### INPUT ROWS
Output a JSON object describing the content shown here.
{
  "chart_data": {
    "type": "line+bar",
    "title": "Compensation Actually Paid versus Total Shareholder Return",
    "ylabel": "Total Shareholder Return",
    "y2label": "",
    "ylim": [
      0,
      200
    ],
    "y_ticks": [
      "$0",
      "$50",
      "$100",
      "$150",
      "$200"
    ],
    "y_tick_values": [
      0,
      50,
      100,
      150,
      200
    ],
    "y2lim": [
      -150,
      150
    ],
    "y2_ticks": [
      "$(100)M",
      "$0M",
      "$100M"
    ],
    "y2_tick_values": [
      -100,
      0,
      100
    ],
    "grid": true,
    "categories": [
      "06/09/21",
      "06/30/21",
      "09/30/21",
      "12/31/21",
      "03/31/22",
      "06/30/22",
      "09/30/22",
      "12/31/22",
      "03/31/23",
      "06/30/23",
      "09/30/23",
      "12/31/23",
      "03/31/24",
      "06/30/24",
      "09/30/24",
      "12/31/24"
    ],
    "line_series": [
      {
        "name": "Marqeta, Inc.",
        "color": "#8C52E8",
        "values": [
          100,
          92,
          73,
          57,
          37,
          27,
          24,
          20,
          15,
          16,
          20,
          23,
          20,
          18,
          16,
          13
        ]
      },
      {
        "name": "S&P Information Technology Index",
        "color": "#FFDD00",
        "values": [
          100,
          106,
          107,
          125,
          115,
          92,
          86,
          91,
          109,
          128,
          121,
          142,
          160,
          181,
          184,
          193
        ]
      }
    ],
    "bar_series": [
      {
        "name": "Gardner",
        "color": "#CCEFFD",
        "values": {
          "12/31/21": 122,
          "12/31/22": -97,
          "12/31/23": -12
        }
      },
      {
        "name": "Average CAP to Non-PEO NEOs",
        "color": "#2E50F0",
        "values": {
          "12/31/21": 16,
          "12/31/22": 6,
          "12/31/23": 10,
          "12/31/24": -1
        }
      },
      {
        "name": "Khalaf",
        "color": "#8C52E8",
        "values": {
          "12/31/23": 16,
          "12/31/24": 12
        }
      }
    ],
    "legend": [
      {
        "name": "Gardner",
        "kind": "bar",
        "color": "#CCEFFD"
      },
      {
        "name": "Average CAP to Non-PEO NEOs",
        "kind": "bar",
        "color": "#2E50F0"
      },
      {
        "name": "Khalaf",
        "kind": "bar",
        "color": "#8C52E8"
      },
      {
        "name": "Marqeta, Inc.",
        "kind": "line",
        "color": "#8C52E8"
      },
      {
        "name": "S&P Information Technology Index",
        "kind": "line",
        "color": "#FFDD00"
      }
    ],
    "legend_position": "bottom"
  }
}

### GIVEN INSTRUCTION
Write out the full set of records exactly as given.

### OUTPUT BELOW
Output a JSON object describing the content shown here.
{
  "chart_data": {
    "type": "line+bar",
    "title": "Compensation Actually Paid versus Total Shareholder Return",
    "ylabel": "Total Shareholder Return",
    "y2label": "",
    "ylim": [
      0,
      200
    ],
    "y_ticks": [
      "$0",
      "$50",
      "$100",
      "$150",
      "$200"
    ],
    "y_tick_values": [
      0,
      50,
      100,
      150,
      200
    ],
    "y2lim": [
      -150,
      150
    ],
    "y2_ticks": [
      "$(100)M",
      "$0M",
      "$100M"
    ],
    "y2_tick_values": [
      -100,
      0,
      100
    ],
    "grid": true,
    "categories": [
      "06/09/21",
      "06/30/21",
      "09/30/21",
      "12/31/21",
      "03/31/22",
      "06/30/22",
      "09/30/22",
      "12/31/22",
      "03/31/23",
      "06/30/23",
      "09/30/23",
      "12/31/23",
      "03/31/24",
      "06/30/24",
      "09/30/24",
      "12/31/24"
    ],
    "line_series": [
      {
        "name": "Marqeta, Inc.",
        "color": "#8C52E8",
        "values": [
          100,
          92,
          73,
          57,
          37,
          27,
          24,
          20,
          15,
          16,
          20,
          23,
          20,
          18,
          16,
          13
        ]
      },
      {
        "name": "S&P Information Technology Index",
        "color": "#FFDD00",
        "values": [
          100,
          106,
          107,
          125,
          115,
          92,
          86,
          91,
          109,
          128,
          121,
          142,
          160,
          181,
          184,
          193
        ]
      }
    ],
    "bar_series": [
      {
        "name": "Gardner",
        "color": "#CCEFFD",
        "values": {
          "12/31/21": 122,
          "12/31/22": -97,
          "12/31/23": -12
        }
      },
      {
        "name": "Average CAP to Non-PEO NEOs",
        "color": "#2E50F0",
        "values": {
          "12/31/21": 16,
          "12/31/22": 6,
          "12/31/23": 10,
          "12/31/24": -1
        }
      },
      {
        "name": "Khalaf",
        "color": "#8C52E8",
        "values": {
          "12/31/23": 16,
          "12/31/24": 12
        }
      }
    ],
    "legend": [
      {
        "name": "Gardner",
        "kind": "bar",
        "color": "#CCEFFD"
      },
      {
        "name": "Average CAP to Non-PEO NEOs",
        "kind": "bar",
        "color": "#2E50F0"
      },
      {
        "name": "Khalaf",
        "kind": "bar",
        "color": "#8C52E8"
      },
      {
        "name": "Marqeta, Inc.",
        "kind": "line",
        "color": "#8C52E8"
      },
      {
        "name": "S&P Information Technology Index",
        "kind": "line",
        "color": "#FFDD00"
      }
    ],
    "legend_position": "bottom"
  }
}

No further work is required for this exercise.